** begin Data for this exercise **

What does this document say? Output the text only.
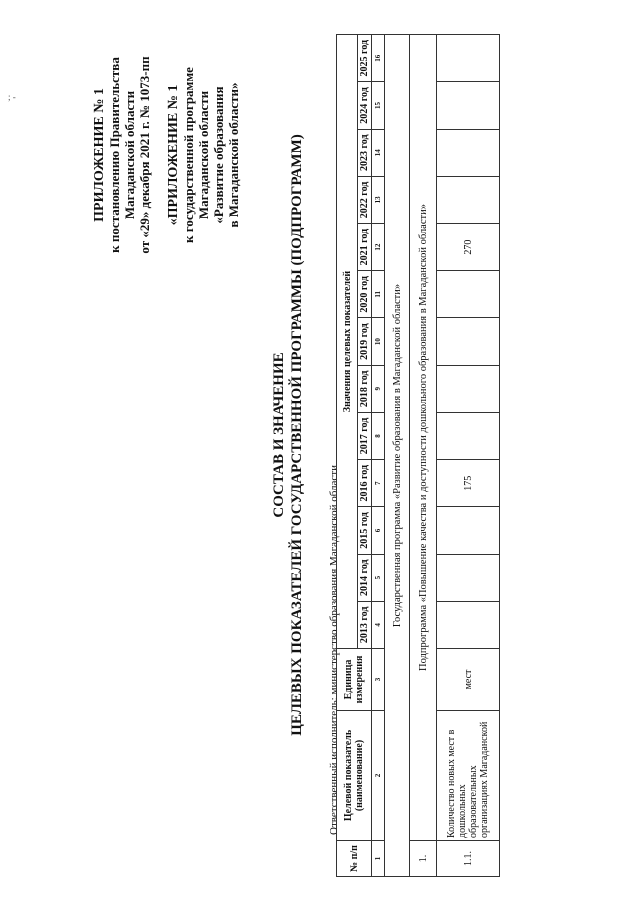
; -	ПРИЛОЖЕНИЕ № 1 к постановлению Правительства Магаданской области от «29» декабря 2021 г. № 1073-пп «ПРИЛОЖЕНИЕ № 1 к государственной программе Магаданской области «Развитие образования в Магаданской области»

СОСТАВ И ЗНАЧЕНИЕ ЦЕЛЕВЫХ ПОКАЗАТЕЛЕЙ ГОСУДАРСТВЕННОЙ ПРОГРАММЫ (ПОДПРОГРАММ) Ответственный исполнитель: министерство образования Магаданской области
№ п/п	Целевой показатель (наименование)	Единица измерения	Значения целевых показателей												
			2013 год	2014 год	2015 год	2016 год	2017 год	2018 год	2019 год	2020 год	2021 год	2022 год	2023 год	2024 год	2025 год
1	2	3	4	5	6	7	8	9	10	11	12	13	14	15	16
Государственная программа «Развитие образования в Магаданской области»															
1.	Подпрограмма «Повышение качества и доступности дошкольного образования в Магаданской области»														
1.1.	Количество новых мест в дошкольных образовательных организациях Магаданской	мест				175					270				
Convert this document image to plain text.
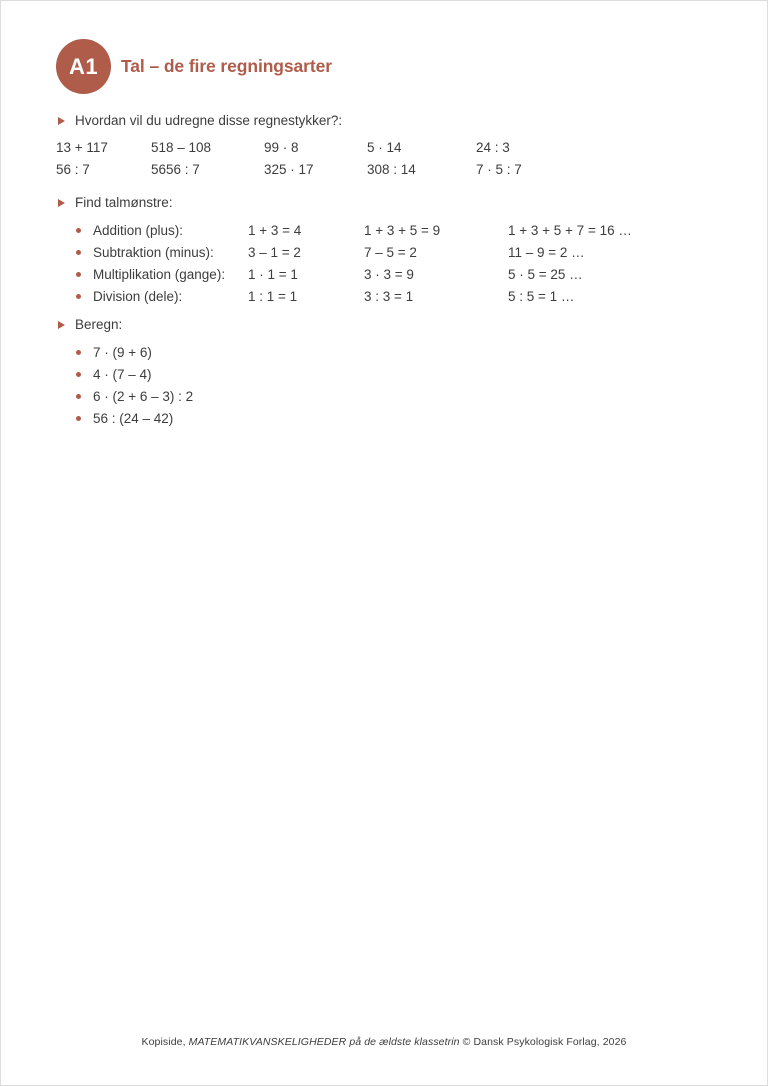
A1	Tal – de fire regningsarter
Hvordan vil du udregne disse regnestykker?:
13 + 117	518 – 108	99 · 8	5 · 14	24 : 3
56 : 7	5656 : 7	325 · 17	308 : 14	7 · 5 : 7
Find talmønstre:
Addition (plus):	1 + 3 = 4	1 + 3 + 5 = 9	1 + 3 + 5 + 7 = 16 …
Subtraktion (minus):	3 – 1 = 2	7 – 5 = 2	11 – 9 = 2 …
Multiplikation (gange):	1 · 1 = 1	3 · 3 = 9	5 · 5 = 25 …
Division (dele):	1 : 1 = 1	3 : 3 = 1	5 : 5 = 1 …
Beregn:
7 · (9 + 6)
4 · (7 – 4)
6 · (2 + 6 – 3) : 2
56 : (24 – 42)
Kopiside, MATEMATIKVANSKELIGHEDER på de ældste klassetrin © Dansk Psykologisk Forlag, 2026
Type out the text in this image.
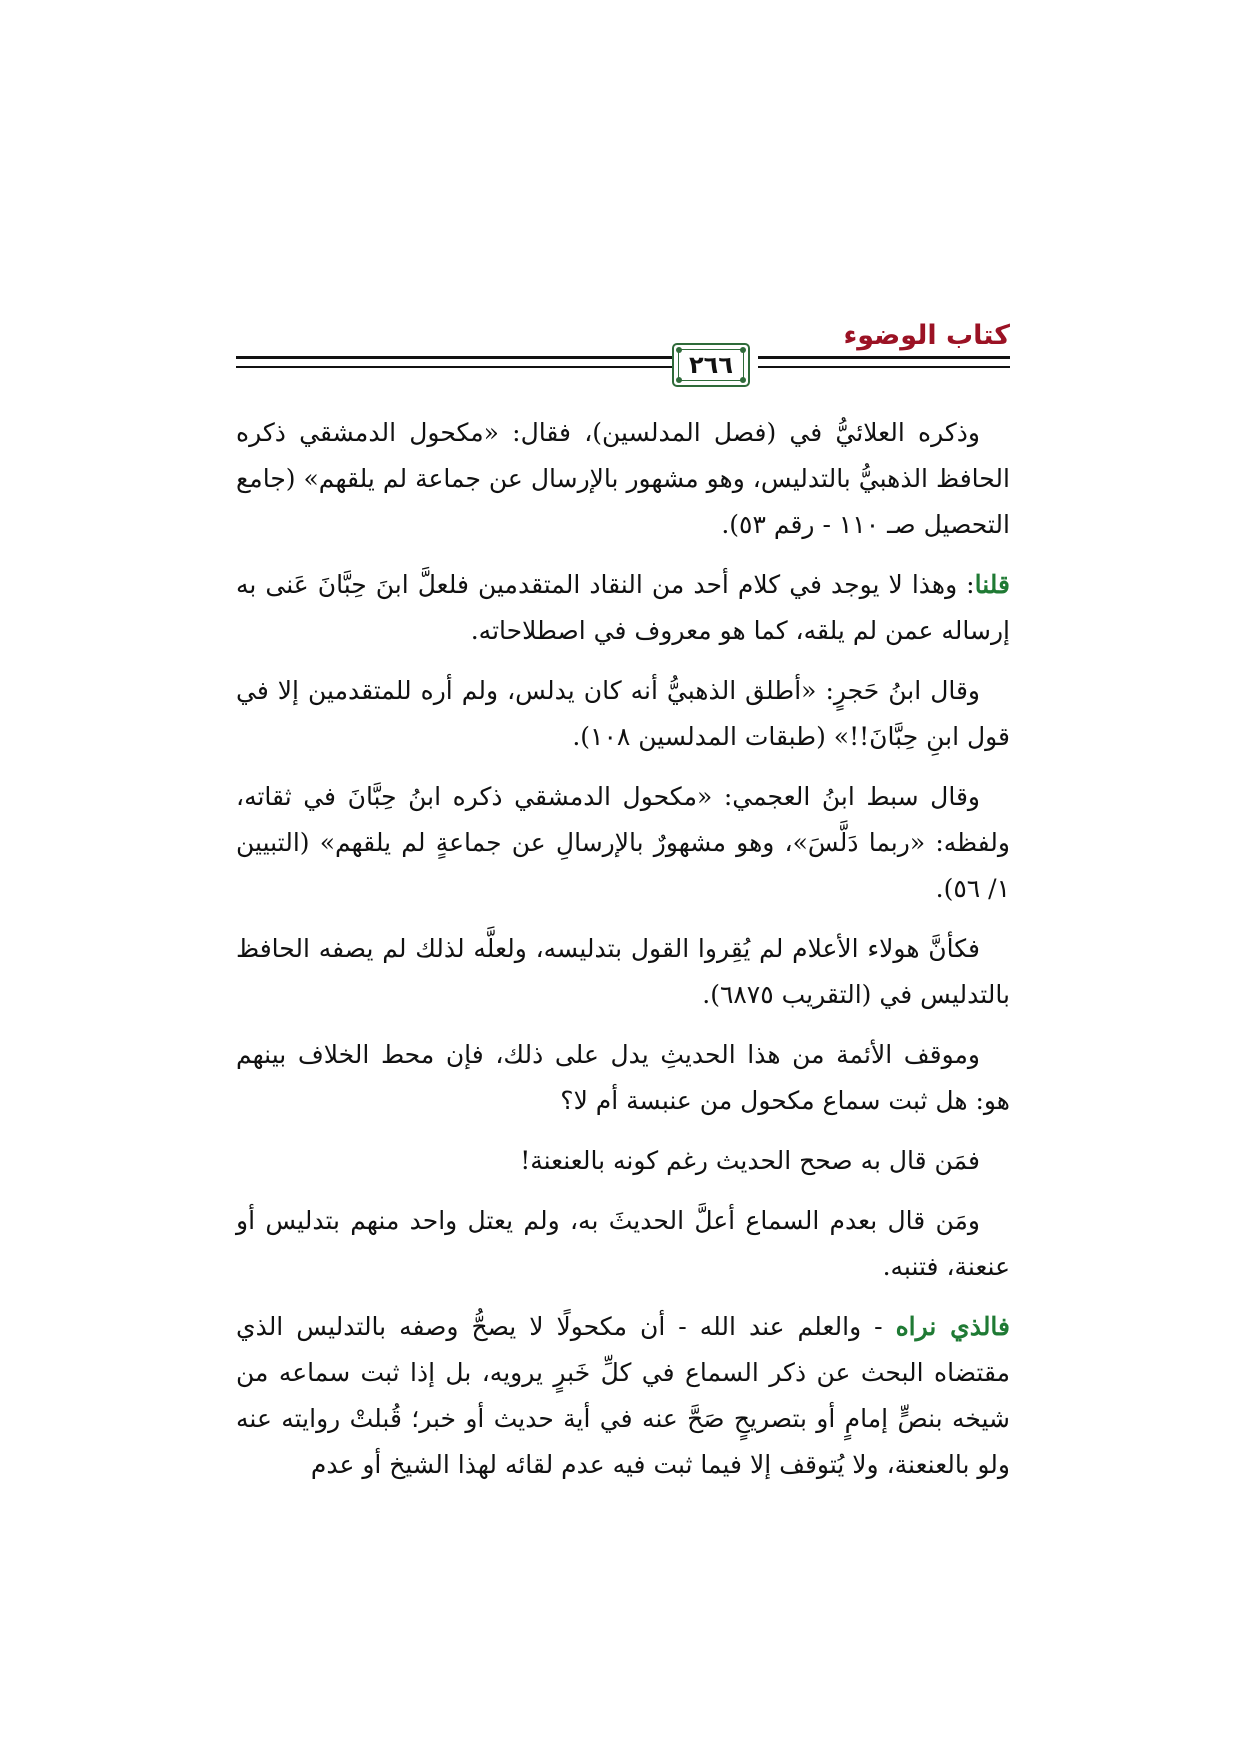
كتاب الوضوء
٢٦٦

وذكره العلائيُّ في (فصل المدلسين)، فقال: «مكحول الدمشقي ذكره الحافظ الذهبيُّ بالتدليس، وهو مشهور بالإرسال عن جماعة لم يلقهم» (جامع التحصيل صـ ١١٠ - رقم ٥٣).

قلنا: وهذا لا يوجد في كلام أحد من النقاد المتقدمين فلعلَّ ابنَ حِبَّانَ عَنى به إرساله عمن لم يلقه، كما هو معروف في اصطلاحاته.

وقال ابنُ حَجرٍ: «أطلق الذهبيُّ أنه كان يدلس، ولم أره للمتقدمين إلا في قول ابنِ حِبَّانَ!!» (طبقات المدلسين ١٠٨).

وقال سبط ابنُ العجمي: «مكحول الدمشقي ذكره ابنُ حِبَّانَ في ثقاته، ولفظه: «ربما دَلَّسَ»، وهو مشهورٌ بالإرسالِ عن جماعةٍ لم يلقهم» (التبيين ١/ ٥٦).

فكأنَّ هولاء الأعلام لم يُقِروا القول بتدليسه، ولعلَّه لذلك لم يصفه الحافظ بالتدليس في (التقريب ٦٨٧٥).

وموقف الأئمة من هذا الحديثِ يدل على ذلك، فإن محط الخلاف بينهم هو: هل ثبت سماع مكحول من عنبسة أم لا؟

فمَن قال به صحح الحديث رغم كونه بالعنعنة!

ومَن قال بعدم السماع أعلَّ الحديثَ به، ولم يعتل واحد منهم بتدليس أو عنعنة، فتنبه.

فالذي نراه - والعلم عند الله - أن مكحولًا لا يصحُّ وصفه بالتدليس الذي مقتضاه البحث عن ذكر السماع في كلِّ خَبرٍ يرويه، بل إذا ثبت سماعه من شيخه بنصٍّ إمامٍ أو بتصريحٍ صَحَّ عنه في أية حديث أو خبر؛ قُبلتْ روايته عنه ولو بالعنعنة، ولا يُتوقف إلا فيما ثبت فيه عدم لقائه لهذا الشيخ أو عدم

** end Data for this exercise **

* **Problem requirements**: Return only the number of lines in the entries that contain the string "يلقهم".

* **Task result**: 2